If a line in the entries below contains "between", copy it.

○ ○ ○ ○ ○

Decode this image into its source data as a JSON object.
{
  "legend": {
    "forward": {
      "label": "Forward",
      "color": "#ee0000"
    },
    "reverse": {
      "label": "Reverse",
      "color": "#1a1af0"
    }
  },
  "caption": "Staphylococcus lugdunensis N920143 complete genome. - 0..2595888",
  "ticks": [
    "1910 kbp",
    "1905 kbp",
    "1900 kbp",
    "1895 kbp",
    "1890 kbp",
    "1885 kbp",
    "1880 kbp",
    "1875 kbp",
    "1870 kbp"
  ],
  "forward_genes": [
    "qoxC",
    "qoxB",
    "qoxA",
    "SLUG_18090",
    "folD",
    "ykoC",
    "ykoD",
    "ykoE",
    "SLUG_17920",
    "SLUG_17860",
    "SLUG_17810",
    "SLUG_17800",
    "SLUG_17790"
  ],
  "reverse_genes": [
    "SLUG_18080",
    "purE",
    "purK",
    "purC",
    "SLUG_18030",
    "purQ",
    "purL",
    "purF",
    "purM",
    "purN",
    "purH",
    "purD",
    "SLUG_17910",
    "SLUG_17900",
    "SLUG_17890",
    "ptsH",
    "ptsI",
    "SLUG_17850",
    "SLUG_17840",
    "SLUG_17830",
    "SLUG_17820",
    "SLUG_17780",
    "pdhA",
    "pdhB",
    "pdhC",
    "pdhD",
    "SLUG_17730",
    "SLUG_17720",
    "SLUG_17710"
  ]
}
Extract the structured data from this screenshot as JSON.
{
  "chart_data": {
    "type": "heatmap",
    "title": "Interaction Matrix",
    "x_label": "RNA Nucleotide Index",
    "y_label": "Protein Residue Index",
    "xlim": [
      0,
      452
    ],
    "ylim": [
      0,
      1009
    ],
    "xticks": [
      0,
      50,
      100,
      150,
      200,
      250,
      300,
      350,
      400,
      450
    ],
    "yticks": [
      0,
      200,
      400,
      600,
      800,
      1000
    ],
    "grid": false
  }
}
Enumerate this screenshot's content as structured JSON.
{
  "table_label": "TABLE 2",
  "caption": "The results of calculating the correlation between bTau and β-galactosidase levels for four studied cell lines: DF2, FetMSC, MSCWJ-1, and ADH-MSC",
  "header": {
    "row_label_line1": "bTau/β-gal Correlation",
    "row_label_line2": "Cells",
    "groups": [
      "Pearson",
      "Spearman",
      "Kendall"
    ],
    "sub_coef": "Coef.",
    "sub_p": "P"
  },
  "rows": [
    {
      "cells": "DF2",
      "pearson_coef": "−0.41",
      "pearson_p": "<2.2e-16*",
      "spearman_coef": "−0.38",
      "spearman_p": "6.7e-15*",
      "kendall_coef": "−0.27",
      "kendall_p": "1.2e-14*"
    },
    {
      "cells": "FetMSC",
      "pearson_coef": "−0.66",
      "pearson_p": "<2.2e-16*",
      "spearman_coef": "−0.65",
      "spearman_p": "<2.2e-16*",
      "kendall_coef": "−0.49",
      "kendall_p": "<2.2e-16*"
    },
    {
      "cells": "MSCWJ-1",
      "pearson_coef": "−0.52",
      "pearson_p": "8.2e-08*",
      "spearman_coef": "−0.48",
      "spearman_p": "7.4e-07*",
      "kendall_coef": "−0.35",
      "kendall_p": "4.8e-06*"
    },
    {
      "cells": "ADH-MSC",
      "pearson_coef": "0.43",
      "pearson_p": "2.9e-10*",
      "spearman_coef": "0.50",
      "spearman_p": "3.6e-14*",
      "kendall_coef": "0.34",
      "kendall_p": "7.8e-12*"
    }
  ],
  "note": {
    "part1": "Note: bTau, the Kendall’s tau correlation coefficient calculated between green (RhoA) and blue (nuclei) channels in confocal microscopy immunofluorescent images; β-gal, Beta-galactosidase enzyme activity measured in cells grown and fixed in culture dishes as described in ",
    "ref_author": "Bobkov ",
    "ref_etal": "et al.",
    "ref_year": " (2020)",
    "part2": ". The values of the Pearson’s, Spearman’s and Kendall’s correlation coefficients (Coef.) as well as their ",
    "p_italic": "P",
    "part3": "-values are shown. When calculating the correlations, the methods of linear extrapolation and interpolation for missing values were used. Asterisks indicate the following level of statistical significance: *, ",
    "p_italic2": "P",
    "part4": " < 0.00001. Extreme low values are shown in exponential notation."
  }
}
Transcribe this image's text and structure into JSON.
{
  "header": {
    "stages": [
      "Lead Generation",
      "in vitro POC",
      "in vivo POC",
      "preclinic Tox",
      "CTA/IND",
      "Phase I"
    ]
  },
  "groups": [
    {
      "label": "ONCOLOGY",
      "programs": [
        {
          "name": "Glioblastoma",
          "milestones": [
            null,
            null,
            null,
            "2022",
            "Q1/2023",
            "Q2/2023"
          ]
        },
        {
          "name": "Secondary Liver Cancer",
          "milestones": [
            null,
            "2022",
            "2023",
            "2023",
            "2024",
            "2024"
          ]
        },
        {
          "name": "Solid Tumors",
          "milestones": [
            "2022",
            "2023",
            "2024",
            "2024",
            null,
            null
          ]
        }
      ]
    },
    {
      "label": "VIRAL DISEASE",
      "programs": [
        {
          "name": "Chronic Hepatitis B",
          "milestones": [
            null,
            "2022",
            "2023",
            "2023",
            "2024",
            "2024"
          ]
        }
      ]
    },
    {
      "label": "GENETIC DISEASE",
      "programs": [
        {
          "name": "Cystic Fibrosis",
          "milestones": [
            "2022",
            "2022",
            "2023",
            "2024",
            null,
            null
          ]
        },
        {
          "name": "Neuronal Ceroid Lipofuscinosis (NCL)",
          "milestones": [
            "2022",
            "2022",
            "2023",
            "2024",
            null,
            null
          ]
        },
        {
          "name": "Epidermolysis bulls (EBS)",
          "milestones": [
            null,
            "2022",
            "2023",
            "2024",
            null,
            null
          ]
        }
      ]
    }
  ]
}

○ ○ ○ ○ ○

- _SOLUTION_:
  "caption": "The results of calculating the correlation between bTau and β-galactosidase levels for four studied cell lines: DF2, FetMSC, MSCWJ-1, and ADH-MSC",
    "part1": "Note: bTau, the Kendall’s tau correlation coefficient calculated between green (RhoA) and blue (nuclei) channels in confocal microscopy immunofluorescent images; β-gal, Beta-galactosidase enzyme activity measured in cells grown and fixed in culture dishes as described in ",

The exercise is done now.